### EXERCISE DATA ###

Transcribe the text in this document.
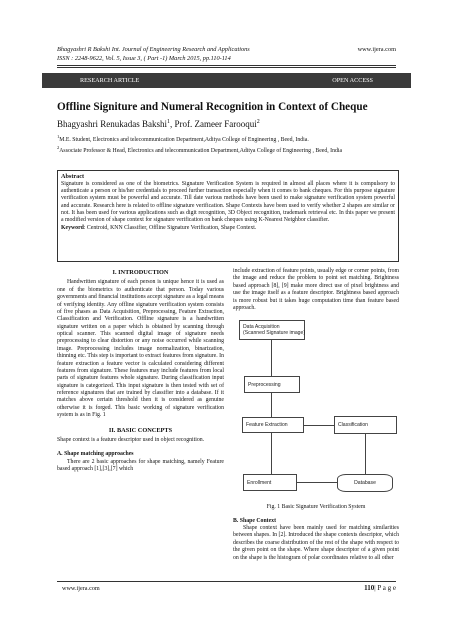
Bhagyashri R Bakshi Int. Journal of Engineering Research and Applications
ISSN : 2248-9622, Vol. 5, Issue 3, ( Part -1) March 2015, pp.110-114
www.ijera.com
RESEARCH ARTICLE	OPEN ACCESS
Offline Signiture and Numeral Recognition in Context of Cheque
Bhagyashri Renukadas Bakshi$^1$, Prof. Zameer Farooqui$^2$
$^1$M.E. Student, Electronics and telecommunication Department,Aditya College of Engineering , Beed, India.
$^2$Associate Professor & Head, Electronics and telecommunication Department,Aditya College of Engineering , Beed, India
Abstract
Signature is considered as one of the biometrics. Signature Verification System is required in almost all places where it is compulsory to authenticate a person or his/her credentials to proceed further transaction especially when it comes to bank cheques. For this purpose signature verification system must be powerful and accurate. Till date various methods have been used to make signature verification system powerful and accurate. Research here is related to offline signature verification. Shape Contexts have been used to verify whether 2 shapes are similar or not. It has been used for various applications such as digit recognition, 3D Object recognition, trademark retrieval etc. In this paper we present a modified version of shape context for signature verification on bank cheques using K-Nearest Neighbor classifier.
Keyword: Centroid, KNN Classifier, Offline Signature Verification, Shape Context.
I. INTRODUCTION
Handwritten signature of each person is unique hence it is used as one of the biometrics to authenticate that person. Today various governments and financial institutions accept signature as a legal means of verifying identity. Any offline signature verification system consists of five phases as Data Acquisition, Preprocessing, Feature Extraction, Classification and Verification. Offline signature is a handwritten signature written on a paper which is obtained by scanning through optical scanner. This scanned digital image of signature needs preprocessing to clear distortion or any noise occurred while scanning image. Preprocessing includes image normalization, binarization, thinning etc. This step is important to extract features from signature. In feature extraction a feature vector is calculated considering different features from signature. These features may include features from local parts of signature features whole signature. During classification input signature is categorized. This input signature is then tested with set of reference signatures that are trained by classifier into a database. If it matches above certain threshold then it is considered as genuine otherwise it is forged. This basic working of signature verification system is as in Fig. 1
II. BASIC CONCEPTS
Shape context is a feature descriptor used in object recognition.
A. Shape matching approaches
There are 2 basic approaches for shape matching, namely Feature based approach [1],[3],[7] which
include extraction of feature points, usually edge or corner points, from the image and reduce the problem to point set matching. Brightness based approach [8], [9] make more direct use of pixel brightness and use the image itself as a feature descriptor. Brightness based approach is more robust but it takes huge computation time than feature based approach.
Data Acquisition
(Scanned Signature image)
Preprocessing
Feature Extraction	Classification
Enrollment	Database
Fig. 1 Basic Signature Verification System
B. Shape Context
Shape context have been mainly used for matching similarities between shapes. In [2]. Introduced the shape contexts descriptor, which describes the coarse distribution of the rest of the shape with respect to the given point on the shape. Where shape descriptor of a given point on the shape is the histogram of polar coordinates relative to all other
www.ijera.com	110| P a g e
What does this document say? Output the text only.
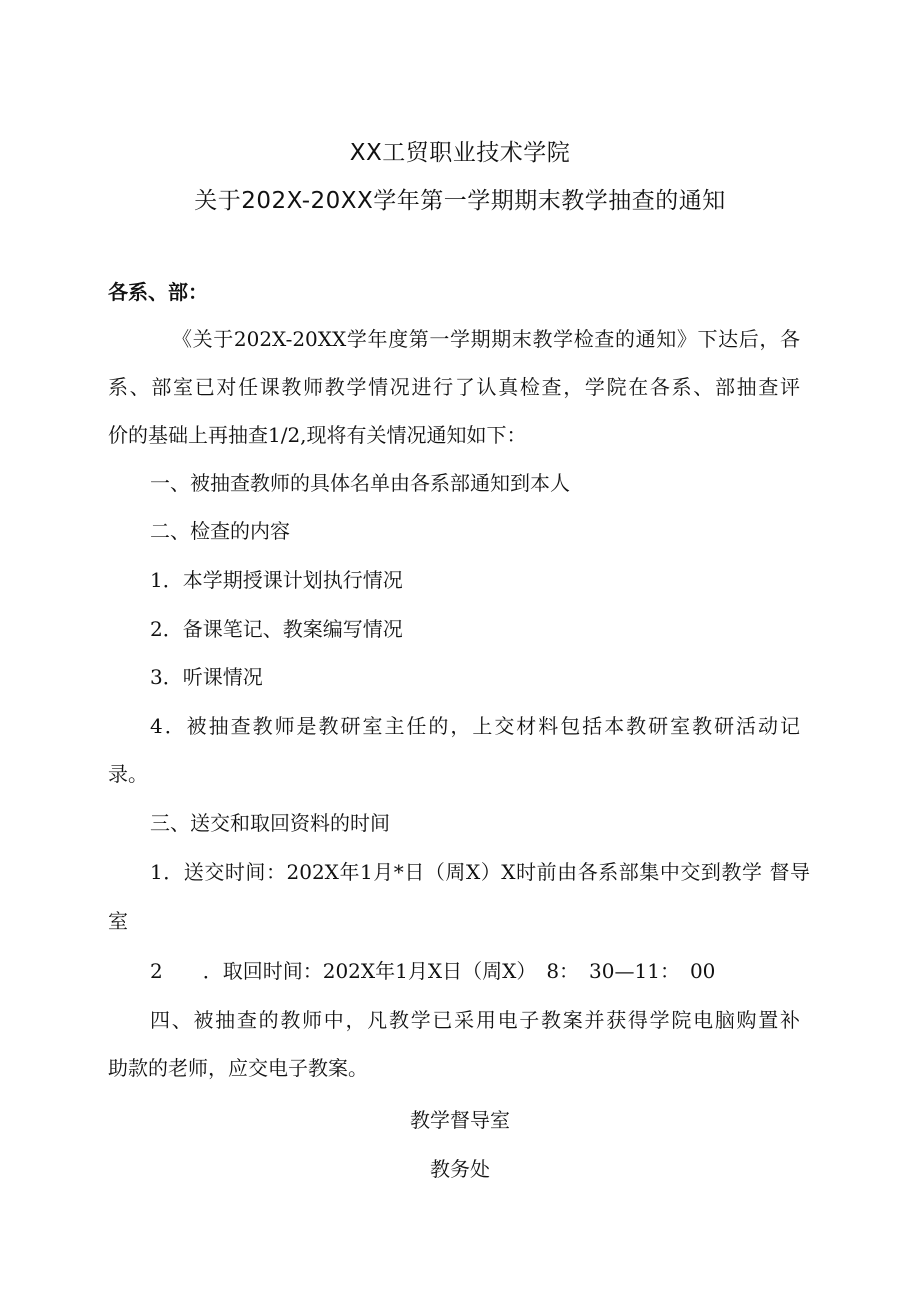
XX工贸职业技术学院
关于202X-20XX学年第一学期期末教学抽查的通知
各系、部：
《关于202X-20XX学年度第一学期期末教学检查的通知》下达后，各
系、部室已对任课教师教学情况进行了认真检查，学院在各系、部抽查评
价的基础上再抽查1/2,现将有关情况通知如下：
一、被抽查教师的具体名单由各系部通知到本人
二、检查的内容
1．本学期授课计划执行情况
2．备课笔记、教案编写情况
3．听课情况
4．被抽查教师是教研室主任的，上交材料包括本教研室教研活动记
录。
三、送交和取回资料的时间
1．送交时间：202X年1月*日（周X）X时前由各系部集中交到教学 督导
室
2　　．取回时间：202X年1月X日（周X）　8：　30—11：　00
四、被抽查的教师中，凡教学已采用电子教案并获得学院电脑购置补
助款的老师，应交电子教案。
教学督导室
教务处
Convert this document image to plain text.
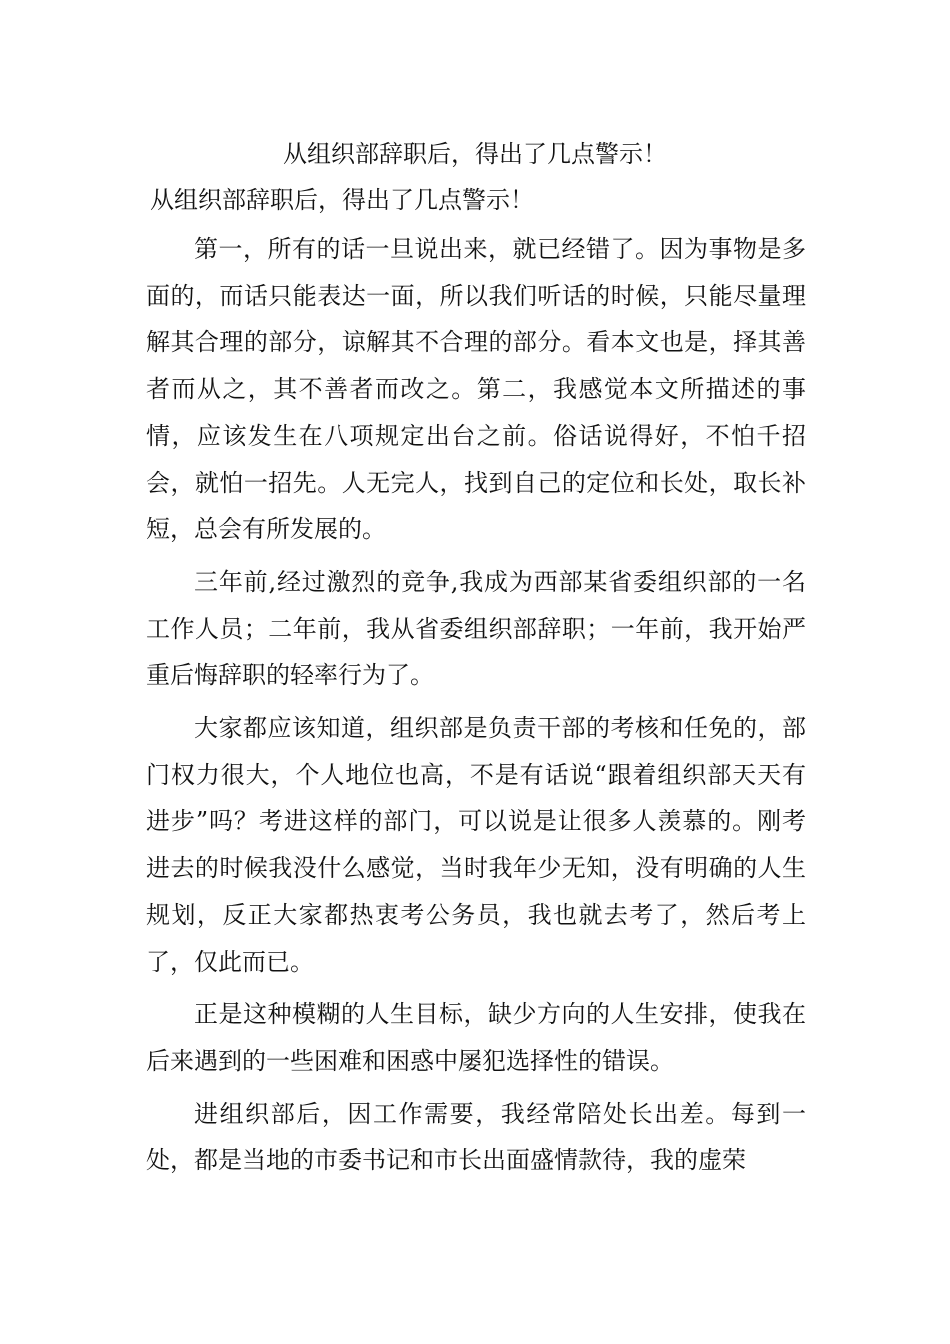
从组织部辞职后，得出了几点警示！
从组织部辞职后，得出了几点警示！

第一，所有的话一旦说出来，就已经错了。因为事物是多面的，而话只能表达一面，所以我们听话的时候，只能尽量理解其合理的部分，谅解其不合理的部分。看本文也是，择其善者而从之，其不善者而改之。第二，我感觉本文所描述的事情，应该发生在八项规定出台之前。俗话说得好，不怕千招会，就怕一招先。人无完人，找到自己的定位和长处，取长补短，总会有所发展的。

三年前,经过激烈的竞争,我成为西部某省委组织部的一名工作人员；二年前，我从省委组织部辞职；一年前，我开始严重后悔辞职的轻率行为了。

大家都应该知道，组织部是负责干部的考核和任免的，部门权力很大，个人地位也高，不是有话说“跟着组织部天天有进步”吗？考进这样的部门，可以说是让很多人羡慕的。刚考进去的时候我没什么感觉，当时我年少无知，没有明确的人生规划，反正大家都热衷考公务员，我也就去考了，然后考上了，仅此而已。

正是这种模糊的人生目标，缺少方向的人生安排，使我在后来遇到的一些困难和困惑中屡犯选择性的错误。

进组织部后，因工作需要，我经常陪处长出差。每到一处，都是当地的市委书记和市长出面盛情款待，我的虚荣
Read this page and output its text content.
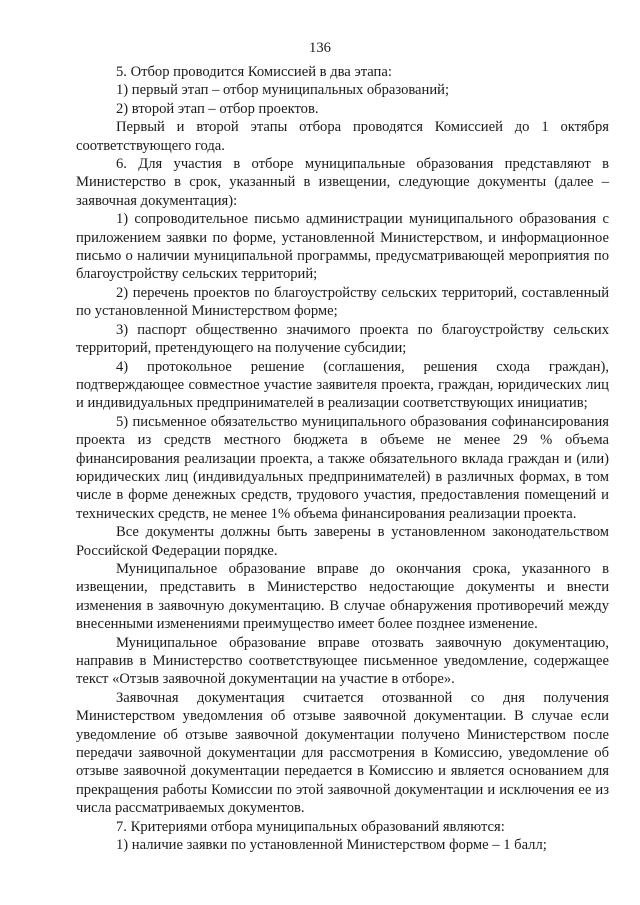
136

5. Отбор проводится Комиссией в два этапа:

1) первый этап – отбор муниципальных образований;

2) второй этап – отбор проектов.

Первый и второй этапы отбора проводятся Комиссией до 1 октября соответствующего года.

6. Для участия в отборе муниципальные образования представляют в Министерство в срок, указанный в извещении, следующие документы (далее – заявочная документация):

1) сопроводительное письмо администрации муниципального образования с приложением заявки по форме, установленной Министерством, и информационное письмо о наличии муниципальной программы, предусматривающей мероприятия по благоустройству сельских территорий;

2) перечень проектов по благоустройству сельских территорий, составленный по установленной Министерством форме;

3) паспорт общественно значимого проекта по благоустройству сельских территорий, претендующего на получение субсидии;

4) протокольное решение (соглашения, решения схода граждан), подтверждающее совместное участие заявителя проекта, граждан, юридических лиц и индивидуальных предпринимателей в реализации соответствующих инициатив;

5) письменное обязательство муниципального образования софинансирования проекта из средств местного бюджета в объеме не менее 29 % объема финансирования реализации проекта, а также обязательного вклада граждан и (или) юридических лиц (индивидуальных предпринимателей) в различных формах, в том числе в форме денежных средств, трудового участия, предоставления помещений и технических средств, не менее 1% объема финансирования реализации проекта.

Все документы должны быть заверены в установленном законодательством Российской Федерации порядке.

Муниципальное образование вправе до окончания срока, указанного в извещении, представить в Министерство недостающие документы и внести изменения в заявочную документацию. В случае обнаружения противоречий между внесенными изменениями преимущество имеет более позднее изменение.

Муниципальное образование вправе отозвать заявочную документацию, направив в Министерство соответствующее письменное уведомление, содержащее текст «Отзыв заявочной документации на участие в отборе».

Заявочная документация считается отозванной со дня получения Министерством уведомления об отзыве заявочной документации. В случае если уведомление об отзыве заявочной документации получено Министерством после передачи заявочной документации для рассмотрения в Комиссию, уведомление об отзыве заявочной документации передается в Комиссию и является основанием для прекращения работы Комиссии по этой заявочной документации и исключения ее из числа рассматриваемых документов.

7. Критериями отбора муниципальных образований являются:

1) наличие заявки по установленной Министерством форме – 1 балл;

###

• WRITTEN TASK:
Only the count is needed: the number of lines in the data that include the word "документации".

• COMPLETED TASK:
2